AIM OF THE TASK: In the copy, keep every record exact and leave out all images.
--- begin ---
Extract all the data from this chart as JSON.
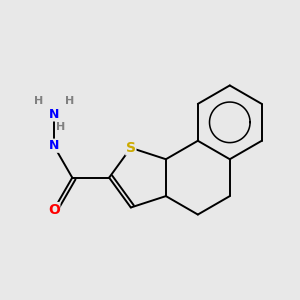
{
  "background_color": "#e8e8e8",
  "bond_color": "#000000",
  "atom_colors": {
    "O": "#ff0000",
    "S": "#ccaa00",
    "N": "#0000ff",
    "H": "#808080"
  },
  "bond_width": 1.4,
  "figsize": [
    3.0,
    3.0
  ],
  "dpi": 100
}
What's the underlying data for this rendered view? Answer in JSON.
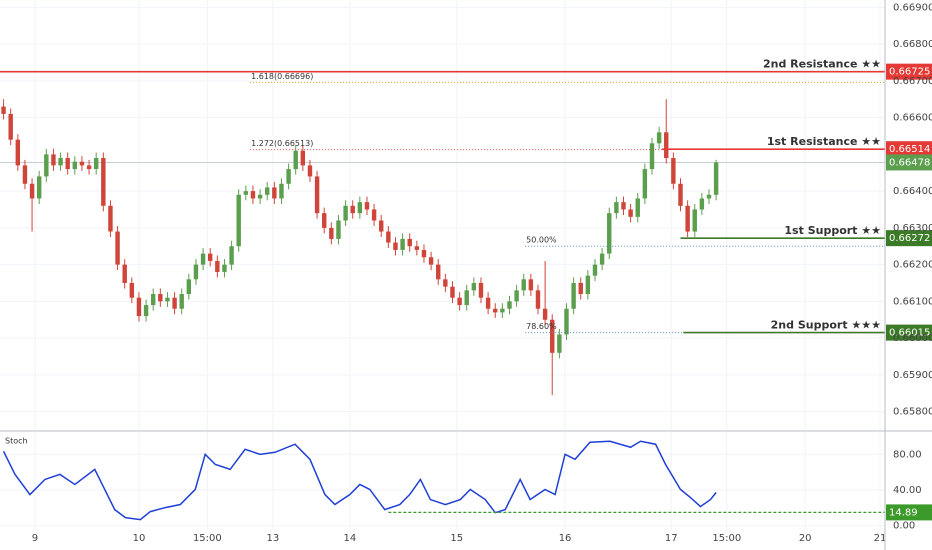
--- end ---
FINISHED EXERCISE:
Extract all the data from this chart as JSON.
{
  "background_color": "#e8e8e8",
  "bond_color": "#000000",
  "atom_colors": {
    "O": "#ff0000",
    "S": "#ccaa00",
    "N": "#0000ff",
    "H": "#808080"
  },
  "bond_width": 1.4,
  "figsize": [
    3.0,
    3.0
  ],
  "dpi": 100
}
What's the underlying data for this rendered view? Answer in JSON.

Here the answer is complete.